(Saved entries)
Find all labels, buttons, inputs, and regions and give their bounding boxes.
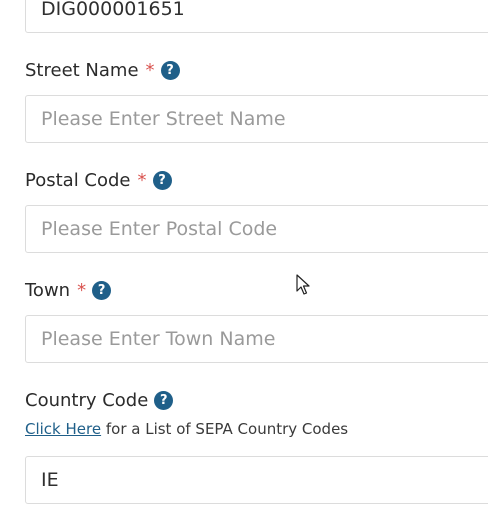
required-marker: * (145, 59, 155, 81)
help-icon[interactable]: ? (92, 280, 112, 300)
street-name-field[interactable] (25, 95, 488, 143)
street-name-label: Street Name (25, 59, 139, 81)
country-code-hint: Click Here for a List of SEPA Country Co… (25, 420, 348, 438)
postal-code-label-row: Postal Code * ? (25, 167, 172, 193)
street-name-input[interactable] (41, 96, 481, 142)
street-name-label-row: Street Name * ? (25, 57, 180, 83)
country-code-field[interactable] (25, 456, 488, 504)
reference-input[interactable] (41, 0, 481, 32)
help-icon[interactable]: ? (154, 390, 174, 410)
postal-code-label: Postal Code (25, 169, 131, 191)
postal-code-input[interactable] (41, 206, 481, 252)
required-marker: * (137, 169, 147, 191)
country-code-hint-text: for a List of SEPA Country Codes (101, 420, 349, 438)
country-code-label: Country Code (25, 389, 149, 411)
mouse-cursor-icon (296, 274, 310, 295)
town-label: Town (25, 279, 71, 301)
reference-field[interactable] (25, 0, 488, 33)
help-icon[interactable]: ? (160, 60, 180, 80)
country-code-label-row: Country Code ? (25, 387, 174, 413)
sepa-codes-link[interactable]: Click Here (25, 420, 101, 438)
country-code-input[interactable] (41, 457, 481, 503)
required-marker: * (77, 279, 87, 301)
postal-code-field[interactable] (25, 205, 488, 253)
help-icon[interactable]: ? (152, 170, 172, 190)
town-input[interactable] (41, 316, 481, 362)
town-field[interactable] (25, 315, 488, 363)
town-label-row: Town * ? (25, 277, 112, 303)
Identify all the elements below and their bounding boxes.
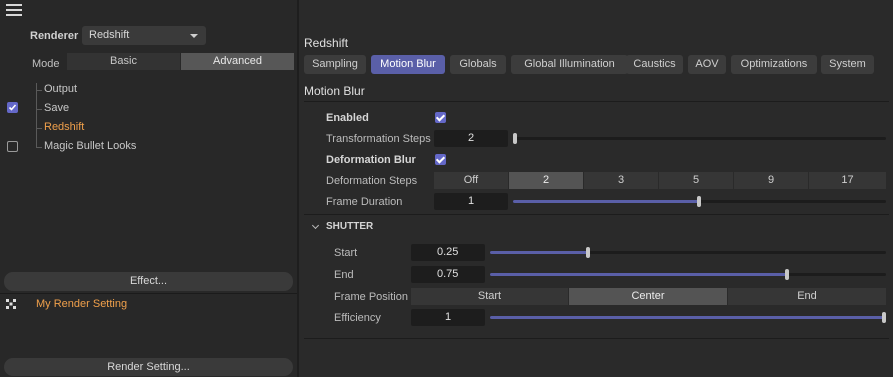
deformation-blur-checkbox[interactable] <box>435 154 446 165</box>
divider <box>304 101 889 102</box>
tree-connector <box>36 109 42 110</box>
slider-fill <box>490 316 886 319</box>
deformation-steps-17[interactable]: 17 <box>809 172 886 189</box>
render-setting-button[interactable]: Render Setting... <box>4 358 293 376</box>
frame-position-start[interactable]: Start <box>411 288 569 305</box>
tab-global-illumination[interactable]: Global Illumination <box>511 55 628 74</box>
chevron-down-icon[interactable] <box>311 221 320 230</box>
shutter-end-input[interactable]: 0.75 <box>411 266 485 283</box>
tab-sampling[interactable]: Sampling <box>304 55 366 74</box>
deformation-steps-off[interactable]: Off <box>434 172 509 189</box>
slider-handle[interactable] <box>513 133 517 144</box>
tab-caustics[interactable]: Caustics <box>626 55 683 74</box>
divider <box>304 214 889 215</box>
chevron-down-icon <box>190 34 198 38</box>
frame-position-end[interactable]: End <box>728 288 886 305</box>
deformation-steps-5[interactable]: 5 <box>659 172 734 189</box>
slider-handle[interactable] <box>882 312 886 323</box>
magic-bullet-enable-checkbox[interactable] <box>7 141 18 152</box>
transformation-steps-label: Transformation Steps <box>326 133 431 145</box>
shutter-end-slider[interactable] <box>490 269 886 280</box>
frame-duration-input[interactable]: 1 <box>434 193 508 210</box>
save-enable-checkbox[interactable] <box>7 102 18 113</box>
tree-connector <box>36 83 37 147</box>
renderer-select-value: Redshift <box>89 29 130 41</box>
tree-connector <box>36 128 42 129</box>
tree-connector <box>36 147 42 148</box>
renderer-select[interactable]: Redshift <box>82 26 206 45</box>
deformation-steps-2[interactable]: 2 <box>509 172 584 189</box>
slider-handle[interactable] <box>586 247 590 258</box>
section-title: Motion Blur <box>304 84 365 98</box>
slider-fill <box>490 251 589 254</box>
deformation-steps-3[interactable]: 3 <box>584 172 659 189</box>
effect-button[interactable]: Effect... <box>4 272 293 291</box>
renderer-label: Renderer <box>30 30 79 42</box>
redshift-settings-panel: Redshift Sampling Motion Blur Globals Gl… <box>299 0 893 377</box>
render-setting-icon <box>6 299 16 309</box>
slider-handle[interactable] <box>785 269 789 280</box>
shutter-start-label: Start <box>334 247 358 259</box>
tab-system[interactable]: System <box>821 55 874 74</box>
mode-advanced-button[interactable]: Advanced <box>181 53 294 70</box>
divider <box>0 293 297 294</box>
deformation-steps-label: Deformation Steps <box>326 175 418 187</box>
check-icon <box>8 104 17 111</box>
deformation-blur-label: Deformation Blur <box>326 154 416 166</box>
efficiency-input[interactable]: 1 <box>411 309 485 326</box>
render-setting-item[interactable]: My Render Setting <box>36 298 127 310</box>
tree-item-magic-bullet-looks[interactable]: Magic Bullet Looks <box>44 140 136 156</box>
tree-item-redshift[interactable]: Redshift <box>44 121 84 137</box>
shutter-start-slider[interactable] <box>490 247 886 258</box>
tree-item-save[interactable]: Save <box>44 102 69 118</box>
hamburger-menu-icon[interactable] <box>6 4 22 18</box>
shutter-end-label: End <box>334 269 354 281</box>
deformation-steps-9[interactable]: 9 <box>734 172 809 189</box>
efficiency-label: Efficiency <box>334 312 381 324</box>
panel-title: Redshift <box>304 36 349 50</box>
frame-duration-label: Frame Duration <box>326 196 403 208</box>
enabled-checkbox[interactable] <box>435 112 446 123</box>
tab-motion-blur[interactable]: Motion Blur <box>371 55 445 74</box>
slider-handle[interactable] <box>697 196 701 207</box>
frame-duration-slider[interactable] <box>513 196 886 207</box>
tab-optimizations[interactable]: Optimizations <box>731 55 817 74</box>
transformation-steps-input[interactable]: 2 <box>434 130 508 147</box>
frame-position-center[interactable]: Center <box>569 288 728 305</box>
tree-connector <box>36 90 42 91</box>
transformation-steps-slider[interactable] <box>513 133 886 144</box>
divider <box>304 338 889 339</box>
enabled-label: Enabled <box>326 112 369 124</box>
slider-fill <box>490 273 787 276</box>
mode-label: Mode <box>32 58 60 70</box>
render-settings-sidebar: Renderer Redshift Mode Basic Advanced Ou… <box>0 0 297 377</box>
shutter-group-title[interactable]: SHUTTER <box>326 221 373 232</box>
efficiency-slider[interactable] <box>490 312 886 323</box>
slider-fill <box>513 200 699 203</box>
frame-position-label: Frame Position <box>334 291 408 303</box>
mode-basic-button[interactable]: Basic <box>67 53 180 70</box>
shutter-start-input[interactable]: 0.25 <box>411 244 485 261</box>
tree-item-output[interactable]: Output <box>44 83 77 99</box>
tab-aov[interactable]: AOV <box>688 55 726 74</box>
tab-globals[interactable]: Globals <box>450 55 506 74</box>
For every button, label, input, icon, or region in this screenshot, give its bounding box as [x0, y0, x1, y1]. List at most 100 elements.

THE PROBLEM:
Return the lines of the listing verbatim, starting at the line that contains "required-marker: * (145, 59, 155, 81)" and ending at the line that contains "street-name-input[interactable] (41, 96, 481, 142)", with both of those lines included.

TASK SOLUTION:
required-marker: * (145, 59, 155, 81)
help-icon[interactable]: ? (92, 280, 112, 300)
street-name-field[interactable] (25, 95, 488, 143)
street-name-label: Street Name (25, 59, 139, 81)
country-code-hint: Click Here for a List of SEPA Country Co… (25, 420, 348, 438)
postal-code-label-row: Postal Code * ? (25, 167, 172, 193)
street-name-input[interactable] (41, 96, 481, 142)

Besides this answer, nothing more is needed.